[Records that describe figures]
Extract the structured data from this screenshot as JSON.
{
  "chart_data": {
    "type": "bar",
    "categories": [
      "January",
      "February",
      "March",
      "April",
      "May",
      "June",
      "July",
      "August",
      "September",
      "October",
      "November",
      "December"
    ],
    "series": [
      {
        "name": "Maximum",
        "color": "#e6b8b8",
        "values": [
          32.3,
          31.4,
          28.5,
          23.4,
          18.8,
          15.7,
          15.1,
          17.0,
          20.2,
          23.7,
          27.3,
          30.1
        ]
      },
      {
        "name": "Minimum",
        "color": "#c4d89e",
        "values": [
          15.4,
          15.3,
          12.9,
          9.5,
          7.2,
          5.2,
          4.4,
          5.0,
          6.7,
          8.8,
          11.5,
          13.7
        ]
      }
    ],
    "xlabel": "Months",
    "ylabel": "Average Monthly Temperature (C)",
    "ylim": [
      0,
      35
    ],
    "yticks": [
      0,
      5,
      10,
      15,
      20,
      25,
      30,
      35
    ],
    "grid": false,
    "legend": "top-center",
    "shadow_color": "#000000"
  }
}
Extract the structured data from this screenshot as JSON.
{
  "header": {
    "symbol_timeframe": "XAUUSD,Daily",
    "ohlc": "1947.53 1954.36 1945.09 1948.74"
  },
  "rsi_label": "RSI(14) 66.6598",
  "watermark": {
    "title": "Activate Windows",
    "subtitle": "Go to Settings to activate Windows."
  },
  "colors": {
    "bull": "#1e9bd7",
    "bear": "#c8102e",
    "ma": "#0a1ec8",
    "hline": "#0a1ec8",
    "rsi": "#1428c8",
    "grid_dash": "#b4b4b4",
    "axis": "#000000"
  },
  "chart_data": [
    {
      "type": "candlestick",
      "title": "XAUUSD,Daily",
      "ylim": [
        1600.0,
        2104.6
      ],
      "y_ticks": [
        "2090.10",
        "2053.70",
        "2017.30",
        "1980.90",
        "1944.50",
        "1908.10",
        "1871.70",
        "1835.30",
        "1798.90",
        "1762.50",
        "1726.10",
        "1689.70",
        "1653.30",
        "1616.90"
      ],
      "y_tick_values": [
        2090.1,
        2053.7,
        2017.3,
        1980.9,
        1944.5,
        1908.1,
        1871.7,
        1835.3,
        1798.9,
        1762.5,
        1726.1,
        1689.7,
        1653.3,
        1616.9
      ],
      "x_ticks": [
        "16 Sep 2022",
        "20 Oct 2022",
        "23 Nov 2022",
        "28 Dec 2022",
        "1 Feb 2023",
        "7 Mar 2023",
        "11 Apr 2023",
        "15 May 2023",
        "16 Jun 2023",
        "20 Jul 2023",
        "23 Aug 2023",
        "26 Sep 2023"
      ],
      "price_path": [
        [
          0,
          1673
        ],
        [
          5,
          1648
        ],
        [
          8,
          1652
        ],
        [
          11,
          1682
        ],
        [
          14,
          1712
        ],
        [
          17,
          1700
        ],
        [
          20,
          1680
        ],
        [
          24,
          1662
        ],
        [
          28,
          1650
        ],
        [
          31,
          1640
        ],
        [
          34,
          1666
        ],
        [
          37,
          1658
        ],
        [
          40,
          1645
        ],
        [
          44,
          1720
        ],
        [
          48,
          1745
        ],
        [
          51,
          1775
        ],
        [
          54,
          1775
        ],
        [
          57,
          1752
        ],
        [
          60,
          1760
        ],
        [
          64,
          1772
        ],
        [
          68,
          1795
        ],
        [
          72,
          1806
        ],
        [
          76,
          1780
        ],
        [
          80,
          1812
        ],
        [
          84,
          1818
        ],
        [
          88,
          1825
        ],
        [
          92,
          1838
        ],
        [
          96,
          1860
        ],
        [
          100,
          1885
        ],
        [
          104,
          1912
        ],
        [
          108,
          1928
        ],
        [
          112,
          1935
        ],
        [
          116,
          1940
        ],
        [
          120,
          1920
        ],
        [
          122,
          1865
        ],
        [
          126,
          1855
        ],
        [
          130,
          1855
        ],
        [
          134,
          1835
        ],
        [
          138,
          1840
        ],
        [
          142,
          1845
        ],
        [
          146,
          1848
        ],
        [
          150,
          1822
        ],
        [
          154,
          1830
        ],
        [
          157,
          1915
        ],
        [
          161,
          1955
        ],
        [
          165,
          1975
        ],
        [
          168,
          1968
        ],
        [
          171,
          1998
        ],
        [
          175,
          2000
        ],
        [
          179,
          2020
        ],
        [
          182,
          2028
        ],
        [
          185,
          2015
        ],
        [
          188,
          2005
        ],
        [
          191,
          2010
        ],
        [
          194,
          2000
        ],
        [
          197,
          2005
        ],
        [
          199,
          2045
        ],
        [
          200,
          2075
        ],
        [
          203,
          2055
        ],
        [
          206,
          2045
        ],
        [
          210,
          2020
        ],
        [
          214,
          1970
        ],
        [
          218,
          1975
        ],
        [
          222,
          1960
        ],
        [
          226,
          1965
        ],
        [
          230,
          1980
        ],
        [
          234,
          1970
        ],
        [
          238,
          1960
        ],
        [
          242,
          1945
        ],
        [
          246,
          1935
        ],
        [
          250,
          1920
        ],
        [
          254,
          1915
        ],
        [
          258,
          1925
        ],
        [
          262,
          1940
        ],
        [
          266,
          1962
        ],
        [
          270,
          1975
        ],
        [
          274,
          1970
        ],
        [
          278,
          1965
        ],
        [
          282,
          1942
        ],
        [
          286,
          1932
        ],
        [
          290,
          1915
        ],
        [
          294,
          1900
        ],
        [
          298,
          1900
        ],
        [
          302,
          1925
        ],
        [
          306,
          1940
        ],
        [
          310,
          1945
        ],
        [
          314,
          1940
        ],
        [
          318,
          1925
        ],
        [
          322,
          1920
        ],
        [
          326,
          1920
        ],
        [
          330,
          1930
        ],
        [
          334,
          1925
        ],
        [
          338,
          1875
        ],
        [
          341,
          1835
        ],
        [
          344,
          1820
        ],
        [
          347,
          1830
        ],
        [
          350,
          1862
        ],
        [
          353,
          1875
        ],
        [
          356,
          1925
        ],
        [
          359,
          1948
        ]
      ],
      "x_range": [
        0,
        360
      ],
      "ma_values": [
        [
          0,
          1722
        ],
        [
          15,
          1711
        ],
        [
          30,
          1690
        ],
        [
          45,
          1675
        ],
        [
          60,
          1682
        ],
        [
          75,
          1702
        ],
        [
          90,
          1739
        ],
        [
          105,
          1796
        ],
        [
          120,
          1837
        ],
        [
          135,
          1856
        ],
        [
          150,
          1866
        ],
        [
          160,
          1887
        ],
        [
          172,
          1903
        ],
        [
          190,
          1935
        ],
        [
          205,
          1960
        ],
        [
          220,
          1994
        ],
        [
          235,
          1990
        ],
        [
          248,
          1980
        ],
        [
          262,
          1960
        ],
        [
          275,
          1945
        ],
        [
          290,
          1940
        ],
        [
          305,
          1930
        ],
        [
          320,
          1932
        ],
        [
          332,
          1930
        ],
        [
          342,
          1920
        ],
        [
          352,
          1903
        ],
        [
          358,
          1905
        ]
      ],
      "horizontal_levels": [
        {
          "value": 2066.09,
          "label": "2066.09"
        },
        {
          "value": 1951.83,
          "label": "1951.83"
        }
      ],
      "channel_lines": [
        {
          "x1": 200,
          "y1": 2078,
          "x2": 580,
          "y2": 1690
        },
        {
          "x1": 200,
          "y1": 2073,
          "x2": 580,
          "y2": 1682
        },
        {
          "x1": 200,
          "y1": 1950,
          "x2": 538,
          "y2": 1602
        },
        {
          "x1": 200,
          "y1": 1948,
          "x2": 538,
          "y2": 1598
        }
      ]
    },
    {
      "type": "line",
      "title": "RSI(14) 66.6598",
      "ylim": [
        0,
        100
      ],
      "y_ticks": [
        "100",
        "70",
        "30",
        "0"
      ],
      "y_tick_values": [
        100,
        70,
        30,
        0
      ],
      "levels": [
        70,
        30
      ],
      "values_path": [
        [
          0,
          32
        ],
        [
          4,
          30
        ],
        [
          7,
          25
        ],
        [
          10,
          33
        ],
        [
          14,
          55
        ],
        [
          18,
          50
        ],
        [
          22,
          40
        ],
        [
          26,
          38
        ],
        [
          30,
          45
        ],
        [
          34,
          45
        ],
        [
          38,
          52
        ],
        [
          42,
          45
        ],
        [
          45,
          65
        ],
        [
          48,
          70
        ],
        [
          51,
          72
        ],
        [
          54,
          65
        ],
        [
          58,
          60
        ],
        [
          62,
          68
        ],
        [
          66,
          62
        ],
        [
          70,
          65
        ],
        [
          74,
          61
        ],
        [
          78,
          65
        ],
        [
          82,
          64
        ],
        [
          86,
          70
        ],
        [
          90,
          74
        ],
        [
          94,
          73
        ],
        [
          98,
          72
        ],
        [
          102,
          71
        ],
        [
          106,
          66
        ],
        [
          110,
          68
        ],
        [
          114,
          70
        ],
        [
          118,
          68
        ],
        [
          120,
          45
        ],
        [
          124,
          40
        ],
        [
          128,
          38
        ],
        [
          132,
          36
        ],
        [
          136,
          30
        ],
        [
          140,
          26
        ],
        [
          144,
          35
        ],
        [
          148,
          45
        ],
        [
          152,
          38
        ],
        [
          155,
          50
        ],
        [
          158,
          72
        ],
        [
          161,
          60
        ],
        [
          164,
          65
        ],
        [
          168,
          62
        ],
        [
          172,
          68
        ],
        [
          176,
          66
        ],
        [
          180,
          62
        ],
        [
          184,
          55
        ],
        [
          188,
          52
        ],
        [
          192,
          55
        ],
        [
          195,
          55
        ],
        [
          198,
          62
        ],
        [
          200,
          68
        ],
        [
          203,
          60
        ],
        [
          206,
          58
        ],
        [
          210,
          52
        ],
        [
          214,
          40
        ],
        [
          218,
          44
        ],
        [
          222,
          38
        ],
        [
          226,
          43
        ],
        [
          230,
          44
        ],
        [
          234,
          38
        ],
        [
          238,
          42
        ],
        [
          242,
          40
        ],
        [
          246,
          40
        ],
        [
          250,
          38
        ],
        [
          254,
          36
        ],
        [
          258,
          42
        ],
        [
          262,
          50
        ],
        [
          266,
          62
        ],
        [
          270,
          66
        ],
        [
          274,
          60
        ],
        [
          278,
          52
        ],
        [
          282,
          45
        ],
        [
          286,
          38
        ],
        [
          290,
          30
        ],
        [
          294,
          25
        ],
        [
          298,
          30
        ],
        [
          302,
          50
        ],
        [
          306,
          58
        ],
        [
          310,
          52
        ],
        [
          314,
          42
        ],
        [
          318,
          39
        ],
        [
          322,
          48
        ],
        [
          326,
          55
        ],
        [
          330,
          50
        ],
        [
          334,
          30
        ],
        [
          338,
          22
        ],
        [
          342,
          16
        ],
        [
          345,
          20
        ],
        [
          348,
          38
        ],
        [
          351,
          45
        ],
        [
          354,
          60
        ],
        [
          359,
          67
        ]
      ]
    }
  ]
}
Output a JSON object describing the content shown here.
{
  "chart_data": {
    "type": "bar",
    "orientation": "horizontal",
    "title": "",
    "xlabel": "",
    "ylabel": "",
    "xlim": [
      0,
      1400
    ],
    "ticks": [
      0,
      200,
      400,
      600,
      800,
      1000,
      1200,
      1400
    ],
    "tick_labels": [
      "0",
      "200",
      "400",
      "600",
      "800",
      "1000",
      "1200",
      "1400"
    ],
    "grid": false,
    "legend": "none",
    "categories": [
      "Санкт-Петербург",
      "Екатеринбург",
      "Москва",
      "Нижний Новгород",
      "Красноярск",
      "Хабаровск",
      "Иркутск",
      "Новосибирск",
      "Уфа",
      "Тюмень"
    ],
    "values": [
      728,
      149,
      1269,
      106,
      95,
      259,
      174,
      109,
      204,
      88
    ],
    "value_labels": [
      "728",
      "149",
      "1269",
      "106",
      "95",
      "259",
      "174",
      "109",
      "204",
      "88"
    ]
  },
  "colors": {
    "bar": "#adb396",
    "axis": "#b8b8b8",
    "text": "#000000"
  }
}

**SET TASK**
Search the lines for "Daily". Copy each line that has it.

**FULL RESPONSE**
    "symbol_timeframe": "XAUUSD,Daily",
      "title": "XAUUSD,Daily",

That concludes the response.